Exercise directions: Could you write out the records below exactly as they appear?

Information provided:
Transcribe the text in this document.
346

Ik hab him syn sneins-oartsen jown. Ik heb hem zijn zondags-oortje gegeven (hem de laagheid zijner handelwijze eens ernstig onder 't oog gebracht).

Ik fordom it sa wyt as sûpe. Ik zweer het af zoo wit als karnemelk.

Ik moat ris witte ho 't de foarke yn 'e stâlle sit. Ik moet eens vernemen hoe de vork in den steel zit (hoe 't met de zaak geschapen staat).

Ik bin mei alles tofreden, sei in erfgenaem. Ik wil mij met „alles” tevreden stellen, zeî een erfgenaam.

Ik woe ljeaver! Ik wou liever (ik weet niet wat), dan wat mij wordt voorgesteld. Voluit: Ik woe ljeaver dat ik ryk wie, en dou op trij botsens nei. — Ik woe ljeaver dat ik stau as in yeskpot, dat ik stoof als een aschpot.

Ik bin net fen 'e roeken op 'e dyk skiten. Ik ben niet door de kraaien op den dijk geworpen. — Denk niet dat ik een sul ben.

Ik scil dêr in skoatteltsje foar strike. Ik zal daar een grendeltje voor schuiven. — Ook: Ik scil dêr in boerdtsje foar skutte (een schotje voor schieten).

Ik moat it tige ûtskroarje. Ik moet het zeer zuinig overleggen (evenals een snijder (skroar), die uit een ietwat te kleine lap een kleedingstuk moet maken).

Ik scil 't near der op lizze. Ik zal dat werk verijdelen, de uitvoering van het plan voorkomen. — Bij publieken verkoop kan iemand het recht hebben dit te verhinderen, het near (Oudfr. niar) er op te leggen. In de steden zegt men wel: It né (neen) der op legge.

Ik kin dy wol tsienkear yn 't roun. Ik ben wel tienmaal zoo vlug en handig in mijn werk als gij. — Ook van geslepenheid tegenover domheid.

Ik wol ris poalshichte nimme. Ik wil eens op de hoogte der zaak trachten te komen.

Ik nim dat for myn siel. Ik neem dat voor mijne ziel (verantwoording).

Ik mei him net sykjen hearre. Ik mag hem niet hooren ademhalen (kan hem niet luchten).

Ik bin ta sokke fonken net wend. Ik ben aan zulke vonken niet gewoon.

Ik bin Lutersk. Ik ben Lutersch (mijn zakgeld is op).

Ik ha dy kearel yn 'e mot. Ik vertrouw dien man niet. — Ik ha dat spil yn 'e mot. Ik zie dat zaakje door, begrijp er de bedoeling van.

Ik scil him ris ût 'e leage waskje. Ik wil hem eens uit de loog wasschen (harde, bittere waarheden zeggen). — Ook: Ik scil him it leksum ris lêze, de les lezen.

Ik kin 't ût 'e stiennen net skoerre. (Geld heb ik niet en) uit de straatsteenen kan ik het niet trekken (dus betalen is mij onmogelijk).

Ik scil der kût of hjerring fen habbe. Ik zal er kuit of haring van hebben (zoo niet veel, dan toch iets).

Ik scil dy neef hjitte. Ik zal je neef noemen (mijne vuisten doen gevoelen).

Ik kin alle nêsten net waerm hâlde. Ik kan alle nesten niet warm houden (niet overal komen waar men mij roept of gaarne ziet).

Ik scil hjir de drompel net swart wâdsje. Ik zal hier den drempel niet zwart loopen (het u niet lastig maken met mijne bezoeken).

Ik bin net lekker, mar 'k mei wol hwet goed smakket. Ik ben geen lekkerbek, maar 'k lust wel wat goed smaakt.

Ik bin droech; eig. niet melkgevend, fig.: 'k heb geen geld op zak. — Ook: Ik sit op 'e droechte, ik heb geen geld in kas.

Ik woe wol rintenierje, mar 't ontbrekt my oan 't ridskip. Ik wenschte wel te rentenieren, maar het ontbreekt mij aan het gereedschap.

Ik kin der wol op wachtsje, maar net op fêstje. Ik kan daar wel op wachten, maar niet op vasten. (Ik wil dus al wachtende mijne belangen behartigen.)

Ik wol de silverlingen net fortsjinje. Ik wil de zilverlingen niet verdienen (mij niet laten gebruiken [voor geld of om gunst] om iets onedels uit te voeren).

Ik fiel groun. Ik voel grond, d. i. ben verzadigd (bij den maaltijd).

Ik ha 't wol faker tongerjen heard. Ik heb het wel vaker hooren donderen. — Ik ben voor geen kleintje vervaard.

Answer to the exercise:
Transcribe the text in this document.
346

Ik hab him syn sneins-oartsen jown. Ik heb hem zijn zondags-oortje gegeven (hem de laagheid zijner handelwijze eens ernstig onder 't oog gebracht).

Ik fordom it sa wyt as sûpe. Ik zweer het af zoo wit als karnemelk.

Ik moat ris witte ho 't de foarke yn 'e stâlle sit. Ik moet eens vernemen hoe de vork in den steel zit (hoe 't met de zaak geschapen staat).

Ik bin mei alles tofreden, sei in erfgenaem. Ik wil mij met „alles” tevreden stellen, zeî een erfgenaam.

Ik woe ljeaver! Ik wou liever (ik weet niet wat), dan wat mij wordt voorgesteld. Voluit: Ik woe ljeaver dat ik ryk wie, en dou op trij botsens nei. — Ik woe ljeaver dat ik stau as in yeskpot, dat ik stoof als een aschpot.

Ik bin net fen 'e roeken op 'e dyk skiten. Ik ben niet door de kraaien op den dijk geworpen. — Denk niet dat ik een sul ben.

Ik scil dêr in skoatteltsje foar strike. Ik zal daar een grendeltje voor schuiven. — Ook: Ik scil dêr in boerdtsje foar skutte (een schotje voor schieten).

Ik moat it tige ûtskroarje. Ik moet het zeer zuinig overleggen (evenals een snijder (skroar), die uit een ietwat te kleine lap een kleedingstuk moet maken).

Ik scil 't near der op lizze. Ik zal dat werk verijdelen, de uitvoering van het plan voorkomen. — Bij publieken verkoop kan iemand het recht hebben dit te verhinderen, het near (Oudfr. niar) er op te leggen. In de steden zegt men wel: It né (neen) der op legge.

Ik kin dy wol tsienkear yn 't roun. Ik ben wel tienmaal zoo vlug en handig in mijn werk als gij. — Ook van geslepenheid tegenover domheid.

Ik wol ris poalshichte nimme. Ik wil eens op de hoogte der zaak trachten te komen.

Ik nim dat for myn siel. Ik neem dat voor mijne ziel (verantwoording).

Ik mei him net sykjen hearre. Ik mag hem niet hooren ademhalen (kan hem niet luchten).

Ik bin ta sokke fonken net wend. Ik ben aan zulke vonken niet gewoon.

Ik bin Lutersk. Ik ben Lutersch (mijn zakgeld is op).

Ik ha dy kearel yn 'e mot. Ik vertrouw dien man niet. — Ik ha dat spil yn 'e mot. Ik zie dat zaakje door, begrijp er de bedoeling van.

Ik scil him ris ût 'e leage waskje. Ik wil hem eens uit de loog wasschen (harde, bittere waarheden zeggen). — Ook: Ik scil him it leksum ris lêze, de les lezen.

Ik kin 't ût 'e stiennen net skoerre. (Geld heb ik niet en) uit de straatsteenen kan ik het niet trekken (dus betalen is mij onmogelijk).

Ik scil der kût of hjerring fen habbe. Ik zal er kuit of haring van hebben (zoo niet veel, dan toch iets).

Ik scil dy neef hjitte. Ik zal je neef noemen (mijne vuisten doen gevoelen).

Ik kin alle nêsten net waerm hâlde. Ik kan alle nesten niet warm houden (niet overal komen waar men mij roept of gaarne ziet).

Ik scil hjir de drompel net swart wâdsje. Ik zal hier den drempel niet zwart loopen (het u niet lastig maken met mijne bezoeken).

Ik bin net lekker, mar 'k mei wol hwet goed smakket. Ik ben geen lekkerbek, maar 'k lust wel wat goed smaakt.

Ik bin droech; eig. niet melkgevend, fig.: 'k heb geen geld op zak. — Ook: Ik sit op 'e droechte, ik heb geen geld in kas.

Ik woe wol rintenierje, mar 't ontbrekt my oan 't ridskip. Ik wenschte wel te rentenieren, maar het ontbreekt mij aan het gereedschap.

Ik kin der wol op wachtsje, maar net op fêstje. Ik kan daar wel op wachten, maar niet op vasten. (Ik wil dus al wachtende mijne belangen behartigen.)

Ik wol de silverlingen net fortsjinje. Ik wil de zilverlingen niet verdienen (mij niet laten gebruiken [voor geld of om gunst] om iets onedels uit te voeren).

Ik fiel groun. Ik voel grond, d. i. ben verzadigd (bij den maaltijd).

Ik ha 't wol faker tongerjen heard. Ik heb het wel vaker hooren donderen. — Ik ben voor geen kleintje vervaard.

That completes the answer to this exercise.